### [Requirement]
Print the records again, character for character.

[Records from a dataset]
○ ○ ○
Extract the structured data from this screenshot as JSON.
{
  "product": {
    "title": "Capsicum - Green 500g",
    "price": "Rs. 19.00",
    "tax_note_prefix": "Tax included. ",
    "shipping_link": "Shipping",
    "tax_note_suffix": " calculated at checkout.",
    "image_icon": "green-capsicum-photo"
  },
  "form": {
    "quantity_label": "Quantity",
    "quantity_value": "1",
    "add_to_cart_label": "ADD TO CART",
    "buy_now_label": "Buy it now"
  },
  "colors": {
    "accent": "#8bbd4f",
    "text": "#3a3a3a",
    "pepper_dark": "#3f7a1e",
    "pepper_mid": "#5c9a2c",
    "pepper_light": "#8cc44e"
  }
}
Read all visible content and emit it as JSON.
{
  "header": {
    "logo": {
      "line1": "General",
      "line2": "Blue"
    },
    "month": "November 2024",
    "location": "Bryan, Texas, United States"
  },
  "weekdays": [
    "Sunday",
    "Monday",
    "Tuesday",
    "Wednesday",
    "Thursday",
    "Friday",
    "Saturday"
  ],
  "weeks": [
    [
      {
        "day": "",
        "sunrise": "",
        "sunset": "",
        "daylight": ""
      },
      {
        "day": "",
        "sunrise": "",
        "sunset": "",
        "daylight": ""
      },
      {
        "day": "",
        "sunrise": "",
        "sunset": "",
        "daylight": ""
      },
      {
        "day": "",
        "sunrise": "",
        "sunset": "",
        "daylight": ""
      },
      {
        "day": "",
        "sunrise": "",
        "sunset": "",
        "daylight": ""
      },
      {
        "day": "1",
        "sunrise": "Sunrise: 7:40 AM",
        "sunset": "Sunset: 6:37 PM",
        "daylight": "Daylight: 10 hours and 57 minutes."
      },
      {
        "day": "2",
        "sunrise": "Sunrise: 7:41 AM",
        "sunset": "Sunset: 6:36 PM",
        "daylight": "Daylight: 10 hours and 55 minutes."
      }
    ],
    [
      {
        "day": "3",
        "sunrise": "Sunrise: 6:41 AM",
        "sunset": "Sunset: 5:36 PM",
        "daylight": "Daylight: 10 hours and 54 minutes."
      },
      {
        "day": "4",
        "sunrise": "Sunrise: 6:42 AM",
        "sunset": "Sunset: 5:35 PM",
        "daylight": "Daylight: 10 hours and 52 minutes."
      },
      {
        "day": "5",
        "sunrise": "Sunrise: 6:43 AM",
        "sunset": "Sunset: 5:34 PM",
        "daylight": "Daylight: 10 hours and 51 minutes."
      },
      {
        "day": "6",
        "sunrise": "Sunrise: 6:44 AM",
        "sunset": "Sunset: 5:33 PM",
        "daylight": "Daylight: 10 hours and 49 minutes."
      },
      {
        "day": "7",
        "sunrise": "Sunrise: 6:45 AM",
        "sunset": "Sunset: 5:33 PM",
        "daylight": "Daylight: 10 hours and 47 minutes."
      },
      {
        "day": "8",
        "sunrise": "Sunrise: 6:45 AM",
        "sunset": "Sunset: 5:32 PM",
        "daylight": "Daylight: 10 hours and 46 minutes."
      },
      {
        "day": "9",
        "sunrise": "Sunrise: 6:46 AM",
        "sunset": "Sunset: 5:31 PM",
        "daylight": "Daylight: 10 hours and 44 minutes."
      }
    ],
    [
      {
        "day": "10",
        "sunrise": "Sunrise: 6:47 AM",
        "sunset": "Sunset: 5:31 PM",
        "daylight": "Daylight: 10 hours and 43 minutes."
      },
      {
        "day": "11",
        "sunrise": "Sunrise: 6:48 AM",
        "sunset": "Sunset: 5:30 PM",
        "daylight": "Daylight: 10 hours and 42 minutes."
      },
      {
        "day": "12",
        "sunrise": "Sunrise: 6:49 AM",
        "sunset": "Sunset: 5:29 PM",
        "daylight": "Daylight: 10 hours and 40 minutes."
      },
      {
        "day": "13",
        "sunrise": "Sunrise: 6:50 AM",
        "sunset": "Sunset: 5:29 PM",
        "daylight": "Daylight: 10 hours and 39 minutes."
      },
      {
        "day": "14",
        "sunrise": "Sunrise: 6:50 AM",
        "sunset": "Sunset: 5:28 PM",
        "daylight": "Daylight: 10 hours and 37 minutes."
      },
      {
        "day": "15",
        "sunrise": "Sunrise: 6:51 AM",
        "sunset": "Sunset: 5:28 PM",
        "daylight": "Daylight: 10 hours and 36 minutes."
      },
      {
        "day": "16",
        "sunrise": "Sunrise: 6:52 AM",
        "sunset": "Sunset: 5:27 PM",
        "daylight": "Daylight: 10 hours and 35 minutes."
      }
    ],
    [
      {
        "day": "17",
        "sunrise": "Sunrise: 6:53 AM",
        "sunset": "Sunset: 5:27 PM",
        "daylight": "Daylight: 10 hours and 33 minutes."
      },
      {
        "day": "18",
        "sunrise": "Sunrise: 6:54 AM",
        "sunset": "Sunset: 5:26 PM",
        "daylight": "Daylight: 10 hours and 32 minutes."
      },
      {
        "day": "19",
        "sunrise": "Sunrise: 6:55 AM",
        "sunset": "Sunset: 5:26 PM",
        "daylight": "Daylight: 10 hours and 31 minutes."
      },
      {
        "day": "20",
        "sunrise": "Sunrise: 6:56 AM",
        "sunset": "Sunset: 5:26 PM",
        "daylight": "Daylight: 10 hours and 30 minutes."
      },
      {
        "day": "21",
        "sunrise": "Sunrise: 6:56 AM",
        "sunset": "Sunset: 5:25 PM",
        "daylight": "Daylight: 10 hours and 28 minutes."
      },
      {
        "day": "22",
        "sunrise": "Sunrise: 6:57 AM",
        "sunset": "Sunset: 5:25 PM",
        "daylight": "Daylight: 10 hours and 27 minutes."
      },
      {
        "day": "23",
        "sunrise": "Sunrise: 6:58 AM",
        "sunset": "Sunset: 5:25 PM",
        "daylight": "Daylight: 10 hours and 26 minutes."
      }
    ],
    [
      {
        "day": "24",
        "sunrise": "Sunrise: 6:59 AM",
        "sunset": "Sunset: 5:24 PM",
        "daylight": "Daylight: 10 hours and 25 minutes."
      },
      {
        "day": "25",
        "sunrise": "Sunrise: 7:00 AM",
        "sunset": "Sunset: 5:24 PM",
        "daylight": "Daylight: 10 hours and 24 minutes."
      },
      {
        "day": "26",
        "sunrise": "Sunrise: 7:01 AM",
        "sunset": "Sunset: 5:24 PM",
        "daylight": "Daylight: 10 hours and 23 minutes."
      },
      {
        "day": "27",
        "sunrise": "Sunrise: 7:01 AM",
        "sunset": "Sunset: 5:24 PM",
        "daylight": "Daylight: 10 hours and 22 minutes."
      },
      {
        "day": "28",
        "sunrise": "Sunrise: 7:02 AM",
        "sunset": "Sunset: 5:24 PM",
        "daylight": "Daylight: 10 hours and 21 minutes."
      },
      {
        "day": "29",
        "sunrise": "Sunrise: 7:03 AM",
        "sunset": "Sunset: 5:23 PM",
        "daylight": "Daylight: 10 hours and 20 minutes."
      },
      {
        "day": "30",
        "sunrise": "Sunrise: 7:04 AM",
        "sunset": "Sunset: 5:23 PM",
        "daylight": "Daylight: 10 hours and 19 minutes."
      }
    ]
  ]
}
○ ○ ○
### [Final result]
Extract the structured data from this screenshot as JSON.
{
  "product": {
    "title": "Capsicum - Green 500g",
    "price": "Rs. 19.00",
    "tax_note_prefix": "Tax included. ",
    "shipping_link": "Shipping",
    "tax_note_suffix": " calculated at checkout.",
    "image_icon": "green-capsicum-photo"
  },
  "form": {
    "quantity_label": "Quantity",
    "quantity_value": "1",
    "add_to_cart_label": "ADD TO CART",
    "buy_now_label": "Buy it now"
  },
  "colors": {
    "accent": "#8bbd4f",
    "text": "#3a3a3a",
    "pepper_dark": "#3f7a1e",
    "pepper_mid": "#5c9a2c",
    "pepper_light": "#8cc44e"
  }
}
Read all visible content and emit it as JSON.
{
  "header": {
    "logo": {
      "line1": "General",
      "line2": "Blue"
    },
    "month": "November 2024",
    "location": "Bryan, Texas, United States"
  },
  "weekdays": [
    "Sunday",
    "Monday",
    "Tuesday",
    "Wednesday",
    "Thursday",
    "Friday",
    "Saturday"
  ],
  "weeks": [
    [
      {
        "day": "",
        "sunrise": "",
        "sunset": "",
        "daylight": ""
      },
      {
        "day": "",
        "sunrise": "",
        "sunset": "",
        "daylight": ""
      },
      {
        "day": "",
        "sunrise": "",
        "sunset": "",
        "daylight": ""
      },
      {
        "day": "",
        "sunrise": "",
        "sunset": "",
        "daylight": ""
      },
      {
        "day": "",
        "sunrise": "",
        "sunset": "",
        "daylight": ""
      },
      {
        "day": "1",
        "sunrise": "Sunrise: 7:40 AM",
        "sunset": "Sunset: 6:37 PM",
        "daylight": "Daylight: 10 hours and 57 minutes."
      },
      {
        "day": "2",
        "sunrise": "Sunrise: 7:41 AM",
        "sunset": "Sunset: 6:36 PM",
        "daylight": "Daylight: 10 hours and 55 minutes."
      }
    ],
    [
      {
        "day": "3",
        "sunrise": "Sunrise: 6:41 AM",
        "sunset": "Sunset: 5:36 PM",
        "daylight": "Daylight: 10 hours and 54 minutes."
      },
      {
        "day": "4",
        "sunrise": "Sunrise: 6:42 AM",
        "sunset": "Sunset: 5:35 PM",
        "daylight": "Daylight: 10 hours and 52 minutes."
      },
      {
        "day": "5",
        "sunrise": "Sunrise: 6:43 AM",
        "sunset": "Sunset: 5:34 PM",
        "daylight": "Daylight: 10 hours and 51 minutes."
      },
      {
        "day": "6",
        "sunrise": "Sunrise: 6:44 AM",
        "sunset": "Sunset: 5:33 PM",
        "daylight": "Daylight: 10 hours and 49 minutes."
      },
      {
        "day": "7",
        "sunrise": "Sunrise: 6:45 AM",
        "sunset": "Sunset: 5:33 PM",
        "daylight": "Daylight: 10 hours and 47 minutes."
      },
      {
        "day": "8",
        "sunrise": "Sunrise: 6:45 AM",
        "sunset": "Sunset: 5:32 PM",
        "daylight": "Daylight: 10 hours and 46 minutes."
      },
      {
        "day": "9",
        "sunrise": "Sunrise: 6:46 AM",
        "sunset": "Sunset: 5:31 PM",
        "daylight": "Daylight: 10 hours and 44 minutes."
      }
    ],
    [
      {
        "day": "10",
        "sunrise": "Sunrise: 6:47 AM",
        "sunset": "Sunset: 5:31 PM",
        "daylight": "Daylight: 10 hours and 43 minutes."
      },
      {
        "day": "11",
        "sunrise": "Sunrise: 6:48 AM",
        "sunset": "Sunset: 5:30 PM",
        "daylight": "Daylight: 10 hours and 42 minutes."
      },
      {
        "day": "12",
        "sunrise": "Sunrise: 6:49 AM",
        "sunset": "Sunset: 5:29 PM",
        "daylight": "Daylight: 10 hours and 40 minutes."
      },
      {
        "day": "13",
        "sunrise": "Sunrise: 6:50 AM",
        "sunset": "Sunset: 5:29 PM",
        "daylight": "Daylight: 10 hours and 39 minutes."
      },
      {
        "day": "14",
        "sunrise": "Sunrise: 6:50 AM",
        "sunset": "Sunset: 5:28 PM",
        "daylight": "Daylight: 10 hours and 37 minutes."
      },
      {
        "day": "15",
        "sunrise": "Sunrise: 6:51 AM",
        "sunset": "Sunset: 5:28 PM",
        "daylight": "Daylight: 10 hours and 36 minutes."
      },
      {
        "day": "16",
        "sunrise": "Sunrise: 6:52 AM",
        "sunset": "Sunset: 5:27 PM",
        "daylight": "Daylight: 10 hours and 35 minutes."
      }
    ],
    [
      {
        "day": "17",
        "sunrise": "Sunrise: 6:53 AM",
        "sunset": "Sunset: 5:27 PM",
        "daylight": "Daylight: 10 hours and 33 minutes."
      },
      {
        "day": "18",
        "sunrise": "Sunrise: 6:54 AM",
        "sunset": "Sunset: 5:26 PM",
        "daylight": "Daylight: 10 hours and 32 minutes."
      },
      {
        "day": "19",
        "sunrise": "Sunrise: 6:55 AM",
        "sunset": "Sunset: 5:26 PM",
        "daylight": "Daylight: 10 hours and 31 minutes."
      },
      {
        "day": "20",
        "sunrise": "Sunrise: 6:56 AM",
        "sunset": "Sunset: 5:26 PM",
        "daylight": "Daylight: 10 hours and 30 minutes."
      },
      {
        "day": "21",
        "sunrise": "Sunrise: 6:56 AM",
        "sunset": "Sunset: 5:25 PM",
        "daylight": "Daylight: 10 hours and 28 minutes."
      },
      {
        "day": "22",
        "sunrise": "Sunrise: 6:57 AM",
        "sunset": "Sunset: 5:25 PM",
        "daylight": "Daylight: 10 hours and 27 minutes."
      },
      {
        "day": "23",
        "sunrise": "Sunrise: 6:58 AM",
        "sunset": "Sunset: 5:25 PM",
        "daylight": "Daylight: 10 hours and 26 minutes."
      }
    ],
    [
      {
        "day": "24",
        "sunrise": "Sunrise: 6:59 AM",
        "sunset": "Sunset: 5:24 PM",
        "daylight": "Daylight: 10 hours and 25 minutes."
      },
      {
        "day": "25",
        "sunrise": "Sunrise: 7:00 AM",
        "sunset": "Sunset: 5:24 PM",
        "daylight": "Daylight: 10 hours and 24 minutes."
      },
      {
        "day": "26",
        "sunrise": "Sunrise: 7:01 AM",
        "sunset": "Sunset: 5:24 PM",
        "daylight": "Daylight: 10 hours and 23 minutes."
      },
      {
        "day": "27",
        "sunrise": "Sunrise: 7:01 AM",
        "sunset": "Sunset: 5:24 PM",
        "daylight": "Daylight: 10 hours and 22 minutes."
      },
      {
        "day": "28",
        "sunrise": "Sunrise: 7:02 AM",
        "sunset": "Sunset: 5:24 PM",
        "daylight": "Daylight: 10 hours and 21 minutes."
      },
      {
        "day": "29",
        "sunrise": "Sunrise: 7:03 AM",
        "sunset": "Sunset: 5:23 PM",
        "daylight": "Daylight: 10 hours and 20 minutes."
      },
      {
        "day": "30",
        "sunrise": "Sunrise: 7:04 AM",
        "sunset": "Sunset: 5:23 PM",
        "daylight": "Daylight: 10 hours and 19 minutes."
      }
    ]
  ]
}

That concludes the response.